> **THE PROBLEM**: Show all lines from the data that include the word "Mexico".

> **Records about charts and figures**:
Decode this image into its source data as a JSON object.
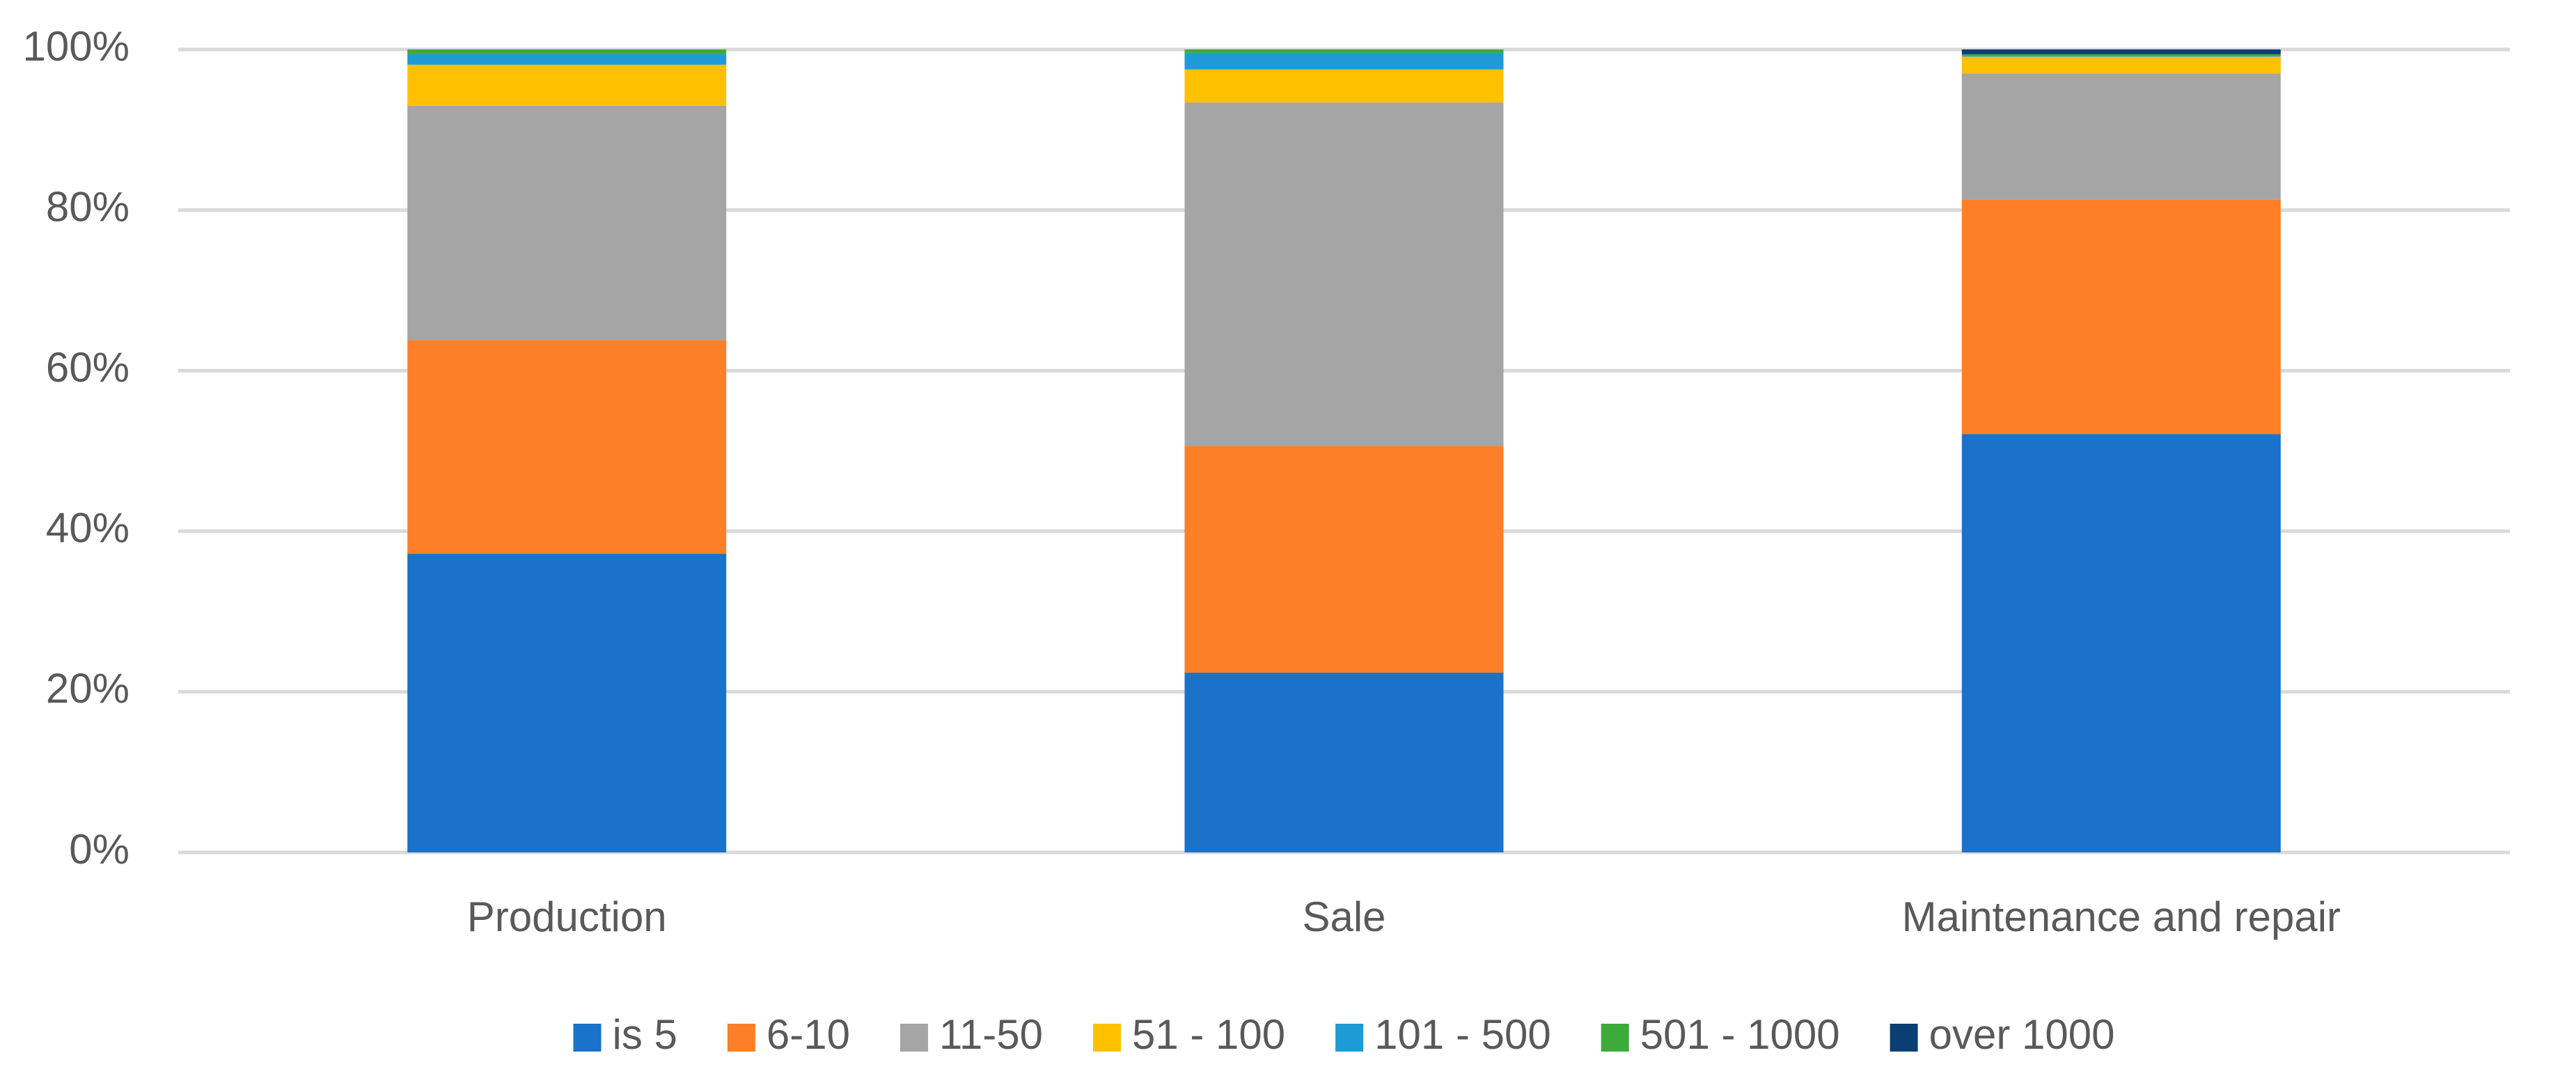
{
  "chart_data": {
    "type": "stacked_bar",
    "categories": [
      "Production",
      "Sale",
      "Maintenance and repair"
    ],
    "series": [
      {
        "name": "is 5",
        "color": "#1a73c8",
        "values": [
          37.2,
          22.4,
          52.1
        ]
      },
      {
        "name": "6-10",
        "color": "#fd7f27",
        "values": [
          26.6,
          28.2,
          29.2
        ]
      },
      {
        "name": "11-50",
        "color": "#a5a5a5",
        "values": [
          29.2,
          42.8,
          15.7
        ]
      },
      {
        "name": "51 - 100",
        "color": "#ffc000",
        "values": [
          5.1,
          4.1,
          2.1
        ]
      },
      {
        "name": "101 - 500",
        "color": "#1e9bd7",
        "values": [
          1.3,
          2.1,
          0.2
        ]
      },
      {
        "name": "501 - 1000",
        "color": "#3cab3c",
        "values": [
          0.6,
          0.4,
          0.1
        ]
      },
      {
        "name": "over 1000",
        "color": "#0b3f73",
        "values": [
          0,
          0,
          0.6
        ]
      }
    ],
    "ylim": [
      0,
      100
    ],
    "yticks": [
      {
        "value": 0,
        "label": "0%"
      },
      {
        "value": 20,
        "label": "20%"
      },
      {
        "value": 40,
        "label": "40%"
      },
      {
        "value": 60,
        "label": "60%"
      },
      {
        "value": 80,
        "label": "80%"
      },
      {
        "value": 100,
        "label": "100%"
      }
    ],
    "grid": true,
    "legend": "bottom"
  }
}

* * *

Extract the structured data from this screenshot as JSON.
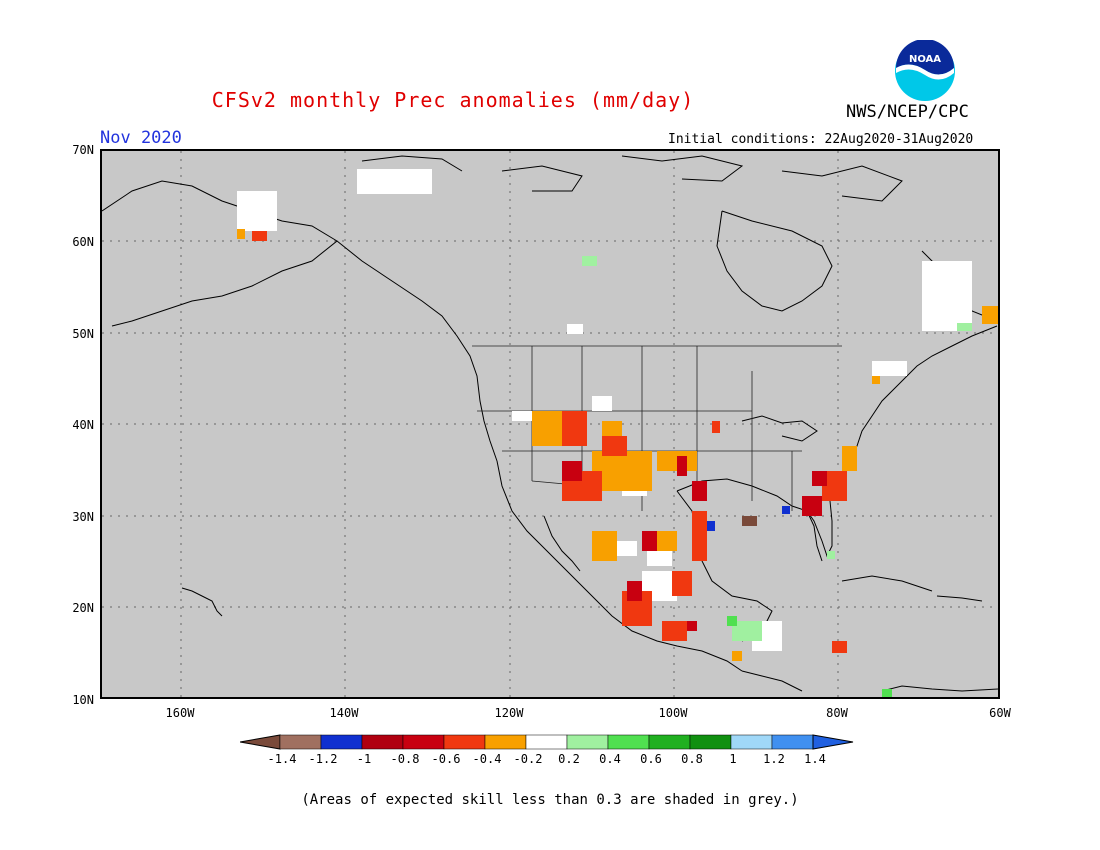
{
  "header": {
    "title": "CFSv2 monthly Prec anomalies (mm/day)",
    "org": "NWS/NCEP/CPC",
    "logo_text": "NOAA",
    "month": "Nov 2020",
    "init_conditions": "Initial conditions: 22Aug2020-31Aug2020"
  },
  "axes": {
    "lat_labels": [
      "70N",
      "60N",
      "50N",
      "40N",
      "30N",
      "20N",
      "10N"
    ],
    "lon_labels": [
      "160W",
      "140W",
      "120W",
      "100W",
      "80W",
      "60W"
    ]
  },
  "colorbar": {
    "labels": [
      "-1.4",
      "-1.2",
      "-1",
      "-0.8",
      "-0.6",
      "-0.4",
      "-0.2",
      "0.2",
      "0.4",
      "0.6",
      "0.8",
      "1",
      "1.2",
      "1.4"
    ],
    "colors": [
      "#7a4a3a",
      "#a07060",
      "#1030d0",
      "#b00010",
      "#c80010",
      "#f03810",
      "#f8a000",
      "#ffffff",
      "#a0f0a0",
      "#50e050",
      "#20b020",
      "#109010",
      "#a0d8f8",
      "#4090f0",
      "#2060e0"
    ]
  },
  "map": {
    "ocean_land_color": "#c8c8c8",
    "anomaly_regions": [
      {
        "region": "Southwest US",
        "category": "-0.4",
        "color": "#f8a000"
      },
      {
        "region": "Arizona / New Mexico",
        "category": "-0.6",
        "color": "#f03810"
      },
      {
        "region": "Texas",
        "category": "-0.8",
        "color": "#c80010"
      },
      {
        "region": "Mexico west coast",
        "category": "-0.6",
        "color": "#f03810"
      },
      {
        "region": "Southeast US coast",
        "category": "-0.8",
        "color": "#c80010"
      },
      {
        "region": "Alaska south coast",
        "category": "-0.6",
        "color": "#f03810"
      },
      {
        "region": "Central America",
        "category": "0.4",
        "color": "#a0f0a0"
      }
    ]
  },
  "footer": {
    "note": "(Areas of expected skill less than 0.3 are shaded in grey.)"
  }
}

> **TASK SOLUTION**:
        "region": "Arizona / New Mexico",
        "region": "Mexico west coast",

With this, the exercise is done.